Data extracted from a collection:
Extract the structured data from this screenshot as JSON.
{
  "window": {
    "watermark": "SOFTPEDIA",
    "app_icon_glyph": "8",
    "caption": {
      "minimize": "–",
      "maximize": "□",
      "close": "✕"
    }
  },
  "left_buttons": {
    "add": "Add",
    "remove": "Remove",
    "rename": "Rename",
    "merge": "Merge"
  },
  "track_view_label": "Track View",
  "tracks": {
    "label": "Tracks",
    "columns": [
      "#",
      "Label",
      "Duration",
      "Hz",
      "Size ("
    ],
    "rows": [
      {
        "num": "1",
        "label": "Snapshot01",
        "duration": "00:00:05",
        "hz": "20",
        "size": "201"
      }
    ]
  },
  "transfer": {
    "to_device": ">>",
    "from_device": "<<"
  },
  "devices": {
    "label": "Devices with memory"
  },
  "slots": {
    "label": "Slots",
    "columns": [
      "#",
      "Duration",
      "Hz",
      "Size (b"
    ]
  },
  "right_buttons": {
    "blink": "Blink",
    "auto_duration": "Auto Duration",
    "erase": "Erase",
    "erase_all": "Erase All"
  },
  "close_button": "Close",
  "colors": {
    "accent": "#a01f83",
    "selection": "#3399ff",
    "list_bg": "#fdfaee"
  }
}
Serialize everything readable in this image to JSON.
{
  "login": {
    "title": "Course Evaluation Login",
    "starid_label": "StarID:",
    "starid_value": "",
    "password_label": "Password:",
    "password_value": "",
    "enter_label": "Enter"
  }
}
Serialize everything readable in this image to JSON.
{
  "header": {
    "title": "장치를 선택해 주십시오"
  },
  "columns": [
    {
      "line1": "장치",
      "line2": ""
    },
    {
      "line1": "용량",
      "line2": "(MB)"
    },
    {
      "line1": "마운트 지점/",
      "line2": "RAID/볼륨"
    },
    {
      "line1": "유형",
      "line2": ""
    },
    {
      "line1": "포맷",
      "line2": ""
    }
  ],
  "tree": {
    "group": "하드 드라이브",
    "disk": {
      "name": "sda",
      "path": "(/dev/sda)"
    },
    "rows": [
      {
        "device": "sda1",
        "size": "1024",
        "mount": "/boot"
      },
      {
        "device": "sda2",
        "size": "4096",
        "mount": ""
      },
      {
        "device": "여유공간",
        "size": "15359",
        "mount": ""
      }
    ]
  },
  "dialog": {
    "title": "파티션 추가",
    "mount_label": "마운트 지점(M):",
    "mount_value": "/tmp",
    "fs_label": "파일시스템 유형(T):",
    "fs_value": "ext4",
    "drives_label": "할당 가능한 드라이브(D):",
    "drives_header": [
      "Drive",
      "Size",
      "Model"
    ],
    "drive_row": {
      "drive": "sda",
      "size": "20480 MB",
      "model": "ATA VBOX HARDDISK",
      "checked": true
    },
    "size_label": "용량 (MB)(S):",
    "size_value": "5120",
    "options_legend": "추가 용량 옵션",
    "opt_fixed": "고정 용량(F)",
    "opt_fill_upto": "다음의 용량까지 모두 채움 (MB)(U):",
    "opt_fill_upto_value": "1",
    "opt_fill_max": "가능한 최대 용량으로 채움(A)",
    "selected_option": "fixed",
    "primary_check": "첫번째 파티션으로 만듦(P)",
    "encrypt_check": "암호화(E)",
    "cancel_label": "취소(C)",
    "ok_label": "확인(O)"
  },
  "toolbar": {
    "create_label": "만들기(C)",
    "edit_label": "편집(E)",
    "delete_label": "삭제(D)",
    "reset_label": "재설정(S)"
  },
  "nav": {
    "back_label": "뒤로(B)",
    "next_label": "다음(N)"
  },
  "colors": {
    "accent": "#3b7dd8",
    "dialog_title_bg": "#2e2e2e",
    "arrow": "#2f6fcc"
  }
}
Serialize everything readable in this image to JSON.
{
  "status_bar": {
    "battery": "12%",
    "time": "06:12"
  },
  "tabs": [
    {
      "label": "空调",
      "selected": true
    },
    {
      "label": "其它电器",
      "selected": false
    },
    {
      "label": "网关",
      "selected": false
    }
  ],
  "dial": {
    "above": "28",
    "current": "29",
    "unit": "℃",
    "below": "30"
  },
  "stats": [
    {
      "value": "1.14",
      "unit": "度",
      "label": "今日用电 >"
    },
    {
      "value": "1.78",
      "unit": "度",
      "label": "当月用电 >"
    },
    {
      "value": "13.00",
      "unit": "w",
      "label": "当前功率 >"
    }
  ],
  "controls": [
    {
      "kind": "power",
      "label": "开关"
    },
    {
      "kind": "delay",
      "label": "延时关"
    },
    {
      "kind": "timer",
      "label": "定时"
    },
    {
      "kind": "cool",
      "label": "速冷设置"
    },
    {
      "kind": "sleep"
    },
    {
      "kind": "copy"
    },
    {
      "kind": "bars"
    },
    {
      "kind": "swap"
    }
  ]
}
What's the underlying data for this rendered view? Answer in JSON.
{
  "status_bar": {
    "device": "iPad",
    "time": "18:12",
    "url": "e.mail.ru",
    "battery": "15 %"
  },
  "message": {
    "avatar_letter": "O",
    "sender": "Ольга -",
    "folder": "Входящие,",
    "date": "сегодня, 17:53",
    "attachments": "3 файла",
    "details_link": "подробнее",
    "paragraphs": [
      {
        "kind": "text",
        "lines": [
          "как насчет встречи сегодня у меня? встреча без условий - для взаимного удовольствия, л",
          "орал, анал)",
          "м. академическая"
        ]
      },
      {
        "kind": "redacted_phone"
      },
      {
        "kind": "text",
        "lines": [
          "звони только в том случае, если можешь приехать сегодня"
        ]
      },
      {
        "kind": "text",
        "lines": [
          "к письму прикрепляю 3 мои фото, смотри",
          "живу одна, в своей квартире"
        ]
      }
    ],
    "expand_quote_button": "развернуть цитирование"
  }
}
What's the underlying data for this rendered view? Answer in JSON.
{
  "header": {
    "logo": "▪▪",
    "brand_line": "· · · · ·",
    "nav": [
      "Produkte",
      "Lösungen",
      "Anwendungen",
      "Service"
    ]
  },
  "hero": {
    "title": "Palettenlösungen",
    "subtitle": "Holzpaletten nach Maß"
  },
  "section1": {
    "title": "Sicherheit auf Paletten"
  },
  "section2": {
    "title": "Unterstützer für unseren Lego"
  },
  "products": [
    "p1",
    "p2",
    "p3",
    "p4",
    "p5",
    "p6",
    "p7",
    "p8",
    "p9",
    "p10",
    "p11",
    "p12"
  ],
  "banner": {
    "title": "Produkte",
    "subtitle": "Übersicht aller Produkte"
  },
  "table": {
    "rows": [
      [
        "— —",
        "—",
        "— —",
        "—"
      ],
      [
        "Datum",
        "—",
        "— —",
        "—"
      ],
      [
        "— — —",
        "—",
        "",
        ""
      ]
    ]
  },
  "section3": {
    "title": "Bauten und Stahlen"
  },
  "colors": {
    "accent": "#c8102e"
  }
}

● **CHALLENGE**
Within the listing above, find every line containing the string "kind" and return it.

● **REPLY**
      "kind": "power",
      "kind": "delay",
      "kind": "timer",
      "kind": "cool",
      "kind": "sleep"
      "kind": "copy"
      "kind": "bars"
      "kind": "swap"
        "kind": "text",
        "kind": "redacted_phone"
        "kind": "text",
        "kind": "text",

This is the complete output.